===== AVAILABLE RECORDS

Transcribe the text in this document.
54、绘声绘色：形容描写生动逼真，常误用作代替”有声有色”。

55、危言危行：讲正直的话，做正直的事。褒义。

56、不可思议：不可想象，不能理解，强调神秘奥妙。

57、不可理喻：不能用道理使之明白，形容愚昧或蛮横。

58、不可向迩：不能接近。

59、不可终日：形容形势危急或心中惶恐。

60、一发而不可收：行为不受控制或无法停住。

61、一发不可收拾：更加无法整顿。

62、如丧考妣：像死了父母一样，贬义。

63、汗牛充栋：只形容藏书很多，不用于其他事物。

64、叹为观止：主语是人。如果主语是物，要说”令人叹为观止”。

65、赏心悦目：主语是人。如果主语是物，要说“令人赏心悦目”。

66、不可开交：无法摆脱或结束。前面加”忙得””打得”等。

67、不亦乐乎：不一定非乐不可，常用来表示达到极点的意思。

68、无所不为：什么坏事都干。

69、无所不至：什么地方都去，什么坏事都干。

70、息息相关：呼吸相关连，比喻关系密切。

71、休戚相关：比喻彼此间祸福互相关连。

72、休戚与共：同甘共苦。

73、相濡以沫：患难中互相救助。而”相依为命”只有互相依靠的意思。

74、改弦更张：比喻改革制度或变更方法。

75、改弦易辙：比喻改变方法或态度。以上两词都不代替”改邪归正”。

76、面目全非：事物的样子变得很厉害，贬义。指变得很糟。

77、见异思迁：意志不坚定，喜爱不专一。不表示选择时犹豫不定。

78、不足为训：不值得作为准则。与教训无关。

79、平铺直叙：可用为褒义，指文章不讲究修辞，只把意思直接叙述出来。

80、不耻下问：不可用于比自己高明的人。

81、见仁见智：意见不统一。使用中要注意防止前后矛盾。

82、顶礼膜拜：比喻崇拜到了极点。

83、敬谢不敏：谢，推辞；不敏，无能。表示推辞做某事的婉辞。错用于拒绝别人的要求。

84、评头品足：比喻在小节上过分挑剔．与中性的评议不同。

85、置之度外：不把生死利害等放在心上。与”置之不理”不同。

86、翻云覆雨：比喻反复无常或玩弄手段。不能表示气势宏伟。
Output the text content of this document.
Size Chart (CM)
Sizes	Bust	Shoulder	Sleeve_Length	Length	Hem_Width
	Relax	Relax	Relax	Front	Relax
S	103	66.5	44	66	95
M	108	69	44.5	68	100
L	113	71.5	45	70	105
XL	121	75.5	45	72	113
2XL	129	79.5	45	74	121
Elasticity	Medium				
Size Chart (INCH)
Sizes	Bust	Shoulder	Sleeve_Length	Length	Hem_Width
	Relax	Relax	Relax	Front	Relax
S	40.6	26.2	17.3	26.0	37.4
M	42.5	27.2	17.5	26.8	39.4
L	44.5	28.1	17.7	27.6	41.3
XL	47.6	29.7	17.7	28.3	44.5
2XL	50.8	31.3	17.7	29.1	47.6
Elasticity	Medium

==========

**TASK GOAL**
Output the full listing exactly as it stands.

**SOLUTION TO THE PROBLEM**
Transcribe the text in this document.
54、绘声绘色：形容描写生动逼真，常误用作代替”有声有色”。

55、危言危行：讲正直的话，做正直的事。褒义。

56、不可思议：不可想象，不能理解，强调神秘奥妙。

57、不可理喻：不能用道理使之明白，形容愚昧或蛮横。

58、不可向迩：不能接近。

59、不可终日：形容形势危急或心中惶恐。

60、一发而不可收：行为不受控制或无法停住。

61、一发不可收拾：更加无法整顿。

62、如丧考妣：像死了父母一样，贬义。

63、汗牛充栋：只形容藏书很多，不用于其他事物。

64、叹为观止：主语是人。如果主语是物，要说”令人叹为观止”。

65、赏心悦目：主语是人。如果主语是物，要说“令人赏心悦目”。

66、不可开交：无法摆脱或结束。前面加”忙得””打得”等。

67、不亦乐乎：不一定非乐不可，常用来表示达到极点的意思。

68、无所不为：什么坏事都干。

69、无所不至：什么地方都去，什么坏事都干。

70、息息相关：呼吸相关连，比喻关系密切。

71、休戚相关：比喻彼此间祸福互相关连。

72、休戚与共：同甘共苦。

73、相濡以沫：患难中互相救助。而”相依为命”只有互相依靠的意思。

74、改弦更张：比喻改革制度或变更方法。

75、改弦易辙：比喻改变方法或态度。以上两词都不代替”改邪归正”。

76、面目全非：事物的样子变得很厉害，贬义。指变得很糟。

77、见异思迁：意志不坚定，喜爱不专一。不表示选择时犹豫不定。

78、不足为训：不值得作为准则。与教训无关。

79、平铺直叙：可用为褒义，指文章不讲究修辞，只把意思直接叙述出来。

80、不耻下问：不可用于比自己高明的人。

81、见仁见智：意见不统一。使用中要注意防止前后矛盾。

82、顶礼膜拜：比喻崇拜到了极点。

83、敬谢不敏：谢，推辞；不敏，无能。表示推辞做某事的婉辞。错用于拒绝别人的要求。

84、评头品足：比喻在小节上过分挑剔．与中性的评议不同。

85、置之度外：不把生死利害等放在心上。与”置之不理”不同。

86、翻云覆雨：比喻反复无常或玩弄手段。不能表示气势宏伟。
Output the text content of this document.
Size Chart (CM)
Sizes	Bust	Shoulder	Sleeve_Length	Length	Hem_Width
	Relax	Relax	Relax	Front	Relax
S	103	66.5	44	66	95
M	108	69	44.5	68	100
L	113	71.5	45	70	105
XL	121	75.5	45	72	113
2XL	129	79.5	45	74	121
Elasticity	Medium				
Size Chart (INCH)
Sizes	Bust	Shoulder	Sleeve_Length	Length	Hem_Width
	Relax	Relax	Relax	Front	Relax
S	40.6	26.2	17.3	26.0	37.4
M	42.5	27.2	17.5	26.8	39.4
L	44.5	28.1	17.7	27.6	41.3
XL	47.6	29.7	17.7	28.3	44.5
2XL	50.8	31.3	17.7	29.1	47.6
Elasticity	Medium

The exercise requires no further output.